> _Your task_: Every line of the material is to be quoted verbatim, minus the pictures.

> _Entries_:
** BEGIN **

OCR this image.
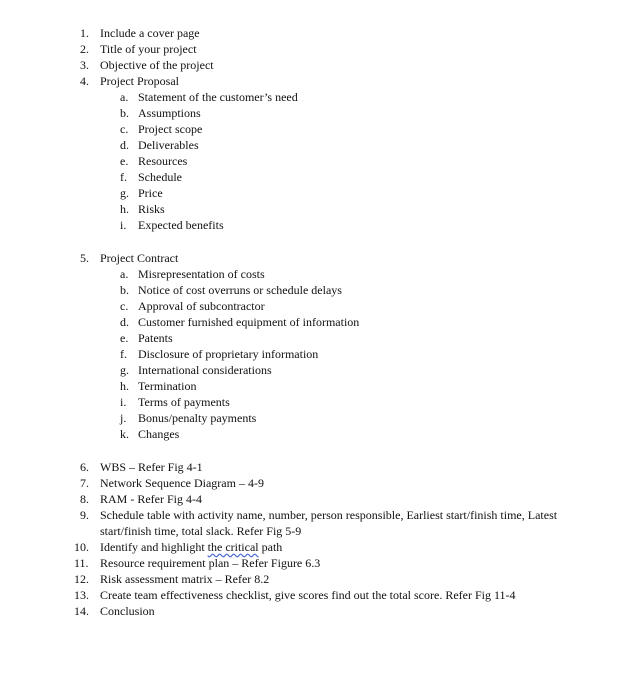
1. Include a cover page
2. Title of your project
3. Objective of the project
4. Project Proposal
a. Statement of the customer’s need
b. Assumptions
c. Project scope
d. Deliverables
e. Resources
f. Schedule
g. Price
h. Risks
i. Expected benefits
5. Project Contract
a. Misrepresentation of costs
b. Notice of cost overruns or schedule delays
c. Approval of subcontractor
d. Customer furnished equipment of information
e. Patents
f. Disclosure of proprietary information
g. International considerations
h. Termination
i. Terms of payments
j. Bonus/penalty payments
k. Changes
6. WBS – Refer Fig 4-1
7. Network Sequence Diagram – 4-9
8. RAM - Refer Fig 4-4
9. Schedule table with activity name, number, person responsible, Earliest start/finish time, Latest start/finish time, total slack. Refer Fig 5-9
10. Identify and highlight the critical path
11. Resource requirement plan – Refer Figure 6.3
12. Risk assessment matrix – Refer 8.2
13. Create team effectiveness checklist, give scores find out the total score. Refer Fig 11-4
14. Conclusion
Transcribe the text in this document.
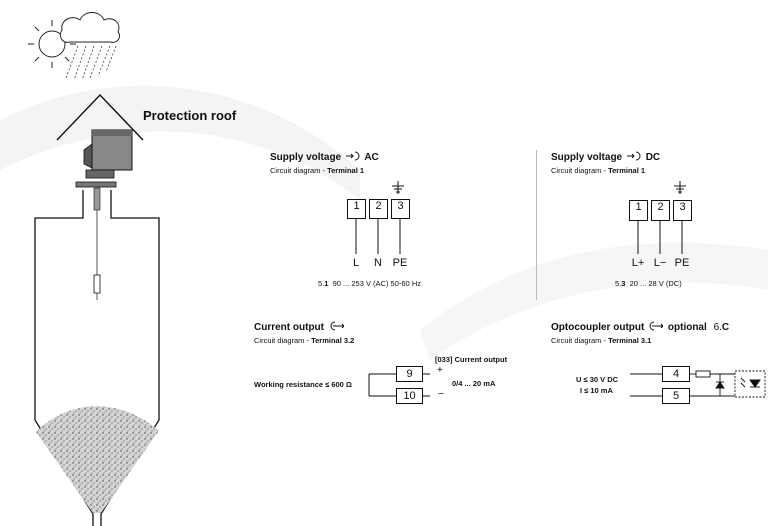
Protection roof
Supply voltage AC
Circuit diagram - Terminal 1
1	2	3
L	N PE
5.1 90 ... 253 V (AC) 50-60 Hz
Supply voltage DC
Circuit diagram - Terminal 1
1	2	3
L+ L− PE
5.3 20 ... 28 V (DC)
Current output
Circuit diagram - Terminal 3.2
9
10
[033] Current output
+
−
0/4 ... 20 mA
Working resistance ≤ 600 Ω
Optocoupler output optional 6.C
Circuit diagram - Terminal 3.1
4
5
U ≤ 30 V DC
I ≤ 10 mA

** END **

> _Solution for this problem_:
OCR this image.
1. Include a cover page
2. Title of your project
3. Objective of the project
4. Project Proposal
a. Statement of the customer’s need
b. Assumptions
c. Project scope
d. Deliverables
e. Resources
f. Schedule
g. Price
h. Risks
i. Expected benefits
5. Project Contract
a. Misrepresentation of costs
b. Notice of cost overruns or schedule delays
c. Approval of subcontractor
d. Customer furnished equipment of information
e. Patents
f. Disclosure of proprietary information
g. International considerations
h. Termination
i. Terms of payments
j. Bonus/penalty payments
k. Changes
6. WBS – Refer Fig 4-1
7. Network Sequence Diagram – 4-9
8. RAM - Refer Fig 4-4
9. Schedule table with activity name, number, person responsible, Earliest start/finish time, Latest start/finish time, total slack. Refer Fig 5-9
10. Identify and highlight the critical path
11. Resource requirement plan – Refer Figure 6.3
12. Risk assessment matrix – Refer 8.2
13. Create team effectiveness checklist, give scores find out the total score. Refer Fig 11-4
14. Conclusion
Transcribe the text in this document.
Protection roof
Supply voltage AC
Circuit diagram - Terminal 1
1	2	3
L	N PE
5.1 90 ... 253 V (AC) 50-60 Hz
Supply voltage DC
Circuit diagram - Terminal 1
1	2	3
L+ L− PE
5.3 20 ... 28 V (DC)
Current output
Circuit diagram - Terminal 3.2
9
10
[033] Current output
+
−
0/4 ... 20 mA
Working resistance ≤ 600 Ω
Optocoupler output optional 6.C
Circuit diagram - Terminal 3.1
4
5
U ≤ 30 V DC
I ≤ 10 mA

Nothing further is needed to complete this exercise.